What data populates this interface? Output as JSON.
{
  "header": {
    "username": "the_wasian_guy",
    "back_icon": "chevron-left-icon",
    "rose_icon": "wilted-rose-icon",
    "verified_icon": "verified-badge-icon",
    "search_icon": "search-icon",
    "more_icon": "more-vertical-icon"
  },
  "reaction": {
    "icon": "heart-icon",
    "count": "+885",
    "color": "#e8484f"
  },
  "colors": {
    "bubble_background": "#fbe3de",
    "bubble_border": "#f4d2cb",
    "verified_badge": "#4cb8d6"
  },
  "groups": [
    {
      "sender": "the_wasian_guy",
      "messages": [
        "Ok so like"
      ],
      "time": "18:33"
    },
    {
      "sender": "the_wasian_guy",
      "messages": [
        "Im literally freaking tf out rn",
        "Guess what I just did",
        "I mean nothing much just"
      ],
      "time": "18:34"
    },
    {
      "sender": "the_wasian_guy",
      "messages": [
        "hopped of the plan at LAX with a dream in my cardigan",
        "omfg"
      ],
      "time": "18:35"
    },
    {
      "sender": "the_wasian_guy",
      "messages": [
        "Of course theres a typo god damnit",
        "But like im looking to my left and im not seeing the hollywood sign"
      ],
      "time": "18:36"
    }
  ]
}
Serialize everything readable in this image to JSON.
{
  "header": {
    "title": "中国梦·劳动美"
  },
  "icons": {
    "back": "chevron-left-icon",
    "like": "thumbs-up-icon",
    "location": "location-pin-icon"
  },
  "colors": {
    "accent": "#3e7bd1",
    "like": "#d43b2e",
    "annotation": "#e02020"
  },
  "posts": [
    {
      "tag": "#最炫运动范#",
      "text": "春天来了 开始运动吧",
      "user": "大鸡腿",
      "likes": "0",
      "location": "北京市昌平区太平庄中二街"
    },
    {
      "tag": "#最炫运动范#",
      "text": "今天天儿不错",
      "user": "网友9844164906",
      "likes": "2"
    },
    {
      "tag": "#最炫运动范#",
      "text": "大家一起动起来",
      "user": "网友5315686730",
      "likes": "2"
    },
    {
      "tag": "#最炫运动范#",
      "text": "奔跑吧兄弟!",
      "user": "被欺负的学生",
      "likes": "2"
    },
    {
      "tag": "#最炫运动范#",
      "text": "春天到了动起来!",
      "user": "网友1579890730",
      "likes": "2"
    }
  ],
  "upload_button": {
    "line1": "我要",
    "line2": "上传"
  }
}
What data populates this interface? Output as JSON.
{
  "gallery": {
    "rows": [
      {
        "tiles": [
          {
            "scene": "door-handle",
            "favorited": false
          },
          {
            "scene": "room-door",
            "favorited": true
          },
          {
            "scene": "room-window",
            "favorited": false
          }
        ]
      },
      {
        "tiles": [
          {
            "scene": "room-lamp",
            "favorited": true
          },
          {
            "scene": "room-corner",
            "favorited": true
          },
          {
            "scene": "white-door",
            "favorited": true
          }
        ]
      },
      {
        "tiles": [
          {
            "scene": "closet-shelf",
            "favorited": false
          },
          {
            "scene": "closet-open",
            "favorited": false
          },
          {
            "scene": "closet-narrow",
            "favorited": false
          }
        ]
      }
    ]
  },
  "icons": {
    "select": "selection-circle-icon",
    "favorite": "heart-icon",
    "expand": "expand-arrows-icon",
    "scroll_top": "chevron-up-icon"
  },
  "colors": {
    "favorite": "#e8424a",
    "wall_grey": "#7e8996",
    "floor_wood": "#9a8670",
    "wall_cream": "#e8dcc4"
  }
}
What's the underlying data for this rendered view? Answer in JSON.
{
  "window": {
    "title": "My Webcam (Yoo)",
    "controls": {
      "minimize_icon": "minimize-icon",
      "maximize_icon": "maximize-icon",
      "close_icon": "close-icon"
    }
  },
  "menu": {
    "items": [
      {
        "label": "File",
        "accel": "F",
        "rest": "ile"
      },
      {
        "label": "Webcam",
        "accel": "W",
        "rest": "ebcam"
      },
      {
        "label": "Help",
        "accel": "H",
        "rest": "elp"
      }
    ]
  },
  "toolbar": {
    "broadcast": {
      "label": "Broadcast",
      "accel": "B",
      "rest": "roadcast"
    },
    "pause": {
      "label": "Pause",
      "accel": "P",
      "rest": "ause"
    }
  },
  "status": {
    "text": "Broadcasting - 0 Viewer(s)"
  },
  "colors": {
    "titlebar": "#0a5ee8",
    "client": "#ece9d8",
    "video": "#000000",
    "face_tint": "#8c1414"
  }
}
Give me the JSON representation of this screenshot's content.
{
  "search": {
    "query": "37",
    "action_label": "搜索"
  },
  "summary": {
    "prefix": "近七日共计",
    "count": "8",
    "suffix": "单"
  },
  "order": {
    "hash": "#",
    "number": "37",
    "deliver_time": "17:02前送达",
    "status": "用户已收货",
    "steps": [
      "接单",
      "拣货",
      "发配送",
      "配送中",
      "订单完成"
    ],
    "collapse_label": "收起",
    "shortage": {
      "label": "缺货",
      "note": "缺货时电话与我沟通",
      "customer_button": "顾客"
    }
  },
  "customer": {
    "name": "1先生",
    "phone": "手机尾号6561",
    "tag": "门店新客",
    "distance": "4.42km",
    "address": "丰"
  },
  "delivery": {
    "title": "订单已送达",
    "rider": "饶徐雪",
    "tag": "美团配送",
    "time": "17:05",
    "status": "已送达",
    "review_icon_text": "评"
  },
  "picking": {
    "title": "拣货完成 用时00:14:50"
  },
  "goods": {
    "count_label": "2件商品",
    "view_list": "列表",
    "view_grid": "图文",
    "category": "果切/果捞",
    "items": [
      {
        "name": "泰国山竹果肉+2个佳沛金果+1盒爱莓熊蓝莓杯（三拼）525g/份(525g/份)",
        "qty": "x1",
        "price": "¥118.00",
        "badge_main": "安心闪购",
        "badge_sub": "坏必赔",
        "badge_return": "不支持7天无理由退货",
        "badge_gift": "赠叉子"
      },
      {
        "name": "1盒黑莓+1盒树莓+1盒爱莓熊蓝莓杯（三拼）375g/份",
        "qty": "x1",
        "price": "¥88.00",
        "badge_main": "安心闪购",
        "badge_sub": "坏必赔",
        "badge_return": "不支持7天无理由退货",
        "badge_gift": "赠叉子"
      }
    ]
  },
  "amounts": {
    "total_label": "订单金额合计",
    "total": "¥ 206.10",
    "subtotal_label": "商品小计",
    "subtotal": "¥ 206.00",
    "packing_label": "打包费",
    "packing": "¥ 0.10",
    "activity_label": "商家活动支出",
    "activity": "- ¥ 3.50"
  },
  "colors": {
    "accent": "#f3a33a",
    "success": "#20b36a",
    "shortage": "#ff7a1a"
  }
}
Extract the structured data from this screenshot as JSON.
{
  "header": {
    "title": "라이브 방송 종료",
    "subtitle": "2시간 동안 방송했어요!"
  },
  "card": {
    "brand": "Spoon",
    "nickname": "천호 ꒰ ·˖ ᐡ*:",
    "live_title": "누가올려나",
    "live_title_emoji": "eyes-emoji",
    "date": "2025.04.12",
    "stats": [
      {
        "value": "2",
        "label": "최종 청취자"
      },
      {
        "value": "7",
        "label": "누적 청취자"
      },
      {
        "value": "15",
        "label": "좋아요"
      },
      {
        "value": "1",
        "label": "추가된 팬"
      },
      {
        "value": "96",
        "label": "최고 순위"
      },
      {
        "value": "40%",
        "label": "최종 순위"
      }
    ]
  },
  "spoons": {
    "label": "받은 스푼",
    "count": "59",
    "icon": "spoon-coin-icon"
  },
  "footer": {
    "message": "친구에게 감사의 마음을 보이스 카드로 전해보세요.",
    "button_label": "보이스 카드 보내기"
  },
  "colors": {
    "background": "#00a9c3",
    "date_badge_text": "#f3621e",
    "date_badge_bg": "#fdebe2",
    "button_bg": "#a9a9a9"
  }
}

> _What is being asked_: Each line of the material above needs to be quoted exactly, please.

> _The response_:
What data populates this interface? Output as JSON.
{
  "header": {
    "username": "the_wasian_guy",
    "back_icon": "chevron-left-icon",
    "rose_icon": "wilted-rose-icon",
    "verified_icon": "verified-badge-icon",
    "search_icon": "search-icon",
    "more_icon": "more-vertical-icon"
  },
  "reaction": {
    "icon": "heart-icon",
    "count": "+885",
    "color": "#e8484f"
  },
  "colors": {
    "bubble_background": "#fbe3de",
    "bubble_border": "#f4d2cb",
    "verified_badge": "#4cb8d6"
  },
  "groups": [
    {
      "sender": "the_wasian_guy",
      "messages": [
        "Ok so like"
      ],
      "time": "18:33"
    },
    {
      "sender": "the_wasian_guy",
      "messages": [
        "Im literally freaking tf out rn",
        "Guess what I just did",
        "I mean nothing much just"
      ],
      "time": "18:34"
    },
    {
      "sender": "the_wasian_guy",
      "messages": [
        "hopped of the plan at LAX with a dream in my cardigan",
        "omfg"
      ],
      "time": "18:35"
    },
    {
      "sender": "the_wasian_guy",
      "messages": [
        "Of course theres a typo god damnit",
        "But like im looking to my left and im not seeing the hollywood sign"
      ],
      "time": "18:36"
    }
  ]
}
Serialize everything readable in this image to JSON.
{
  "header": {
    "title": "中国梦·劳动美"
  },
  "icons": {
    "back": "chevron-left-icon",
    "like": "thumbs-up-icon",
    "location": "location-pin-icon"
  },
  "colors": {
    "accent": "#3e7bd1",
    "like": "#d43b2e",
    "annotation": "#e02020"
  },
  "posts": [
    {
      "tag": "#最炫运动范#",
      "text": "春天来了 开始运动吧",
      "user": "大鸡腿",
      "likes": "0",
      "location": "北京市昌平区太平庄中二街"
    },
    {
      "tag": "#最炫运动范#",
      "text": "今天天儿不错",
      "user": "网友9844164906",
      "likes": "2"
    },
    {
      "tag": "#最炫运动范#",
      "text": "大家一起动起来",
      "user": "网友5315686730",
      "likes": "2"
    },
    {
      "tag": "#最炫运动范#",
      "text": "奔跑吧兄弟!",
      "user": "被欺负的学生",
      "likes": "2"
    },
    {
      "tag": "#最炫运动范#",
      "text": "春天到了动起来!",
      "user": "网友1579890730",
      "likes": "2"
    }
  ],
  "upload_button": {
    "line1": "我要",
    "line2": "上传"
  }
}
What data populates this interface? Output as JSON.
{
  "gallery": {
    "rows": [
      {
        "tiles": [
          {
            "scene": "door-handle",
            "favorited": false
          },
          {
            "scene": "room-door",
            "favorited": true
          },
          {
            "scene": "room-window",
            "favorited": false
          }
        ]
      },
      {
        "tiles": [
          {
            "scene": "room-lamp",
            "favorited": true
          },
          {
            "scene": "room-corner",
            "favorited": true
          },
          {
            "scene": "white-door",
            "favorited": true
          }
        ]
      },
      {
        "tiles": [
          {
            "scene": "closet-shelf",
            "favorited": false
          },
          {
            "scene": "closet-open",
            "favorited": false
          },
          {
            "scene": "closet-narrow",
            "favorited": false
          }
        ]
      }
    ]
  },
  "icons": {
    "select": "selection-circle-icon",
    "favorite": "heart-icon",
    "expand": "expand-arrows-icon",
    "scroll_top": "chevron-up-icon"
  },
  "colors": {
    "favorite": "#e8424a",
    "wall_grey": "#7e8996",
    "floor_wood": "#9a8670",
    "wall_cream": "#e8dcc4"
  }
}
What's the underlying data for this rendered view? Answer in JSON.
{
  "window": {
    "title": "My Webcam (Yoo)",
    "controls": {
      "minimize_icon": "minimize-icon",
      "maximize_icon": "maximize-icon",
      "close_icon": "close-icon"
    }
  },
  "menu": {
    "items": [
      {
        "label": "File",
        "accel": "F",
        "rest": "ile"
      },
      {
        "label": "Webcam",
        "accel": "W",
        "rest": "ebcam"
      },
      {
        "label": "Help",
        "accel": "H",
        "rest": "elp"
      }
    ]
  },
  "toolbar": {
    "broadcast": {
      "label": "Broadcast",
      "accel": "B",
      "rest": "roadcast"
    },
    "pause": {
      "label": "Pause",
      "accel": "P",
      "rest": "ause"
    }
  },
  "status": {
    "text": "Broadcasting - 0 Viewer(s)"
  },
  "colors": {
    "titlebar": "#0a5ee8",
    "client": "#ece9d8",
    "video": "#000000",
    "face_tint": "#8c1414"
  }
}
Give me the JSON representation of this screenshot's content.
{
  "search": {
    "query": "37",
    "action_label": "搜索"
  },
  "summary": {
    "prefix": "近七日共计",
    "count": "8",
    "suffix": "单"
  },
  "order": {
    "hash": "#",
    "number": "37",
    "deliver_time": "17:02前送达",
    "status": "用户已收货",
    "steps": [
      "接单",
      "拣货",
      "发配送",
      "配送中",
      "订单完成"
    ],
    "collapse_label": "收起",
    "shortage": {
      "label": "缺货",
      "note": "缺货时电话与我沟通",
      "customer_button": "顾客"
    }
  },
  "customer": {
    "name": "1先生",
    "phone": "手机尾号6561",
    "tag": "门店新客",
    "distance": "4.42km",
    "address": "丰"
  },
  "delivery": {
    "title": "订单已送达",
    "rider": "饶徐雪",
    "tag": "美团配送",
    "time": "17:05",
    "status": "已送达",
    "review_icon_text": "评"
  },
  "picking": {
    "title": "拣货完成 用时00:14:50"
  },
  "goods": {
    "count_label": "2件商品",
    "view_list": "列表",
    "view_grid": "图文",
    "category": "果切/果捞",
    "items": [
      {
        "name": "泰国山竹果肉+2个佳沛金果+1盒爱莓熊蓝莓杯（三拼）525g/份(525g/份)",
        "qty": "x1",
        "price": "¥118.00",
        "badge_main": "安心闪购",
        "badge_sub": "坏必赔",
        "badge_return": "不支持7天无理由退货",
        "badge_gift": "赠叉子"
      },
      {
        "name": "1盒黑莓+1盒树莓+1盒爱莓熊蓝莓杯（三拼）375g/份",
        "qty": "x1",
        "price": "¥88.00",
        "badge_main": "安心闪购",
        "badge_sub": "坏必赔",
        "badge_return": "不支持7天无理由退货",
        "badge_gift": "赠叉子"
      }
    ]
  },
  "amounts": {
    "total_label": "订单金额合计",
    "total": "¥ 206.10",
    "subtotal_label": "商品小计",
    "subtotal": "¥ 206.00",
    "packing_label": "打包费",
    "packing": "¥ 0.10",
    "activity_label": "商家活动支出",
    "activity": "- ¥ 3.50"
  },
  "colors": {
    "accent": "#f3a33a",
    "success": "#20b36a",
    "shortage": "#ff7a1a"
  }
}
Extract the structured data from this screenshot as JSON.
{
  "header": {
    "title": "라이브 방송 종료",
    "subtitle": "2시간 동안 방송했어요!"
  },
  "card": {
    "brand": "Spoon",
    "nickname": "천호 ꒰ ·˖ ᐡ*:",
    "live_title": "누가올려나",
    "live_title_emoji": "eyes-emoji",
    "date": "2025.04.12",
    "stats": [
      {
        "value": "2",
        "label": "최종 청취자"
      },
      {
        "value": "7",
        "label": "누적 청취자"
      },
      {
        "value": "15",
        "label": "좋아요"
      },
      {
        "value": "1",
        "label": "추가된 팬"
      },
      {
        "value": "96",
        "label": "최고 순위"
      },
      {
        "value": "40%",
        "label": "최종 순위"
      }
    ]
  },
  "spoons": {
    "label": "받은 스푼",
    "count": "59",
    "icon": "spoon-coin-icon"
  },
  "footer": {
    "message": "친구에게 감사의 마음을 보이스 카드로 전해보세요.",
    "button_label": "보이스 카드 보내기"
  },
  "colors": {
    "background": "#00a9c3",
    "date_badge_text": "#f3621e",
    "date_badge_bg": "#fdebe2",
    "button_bg": "#a9a9a9"
  }
}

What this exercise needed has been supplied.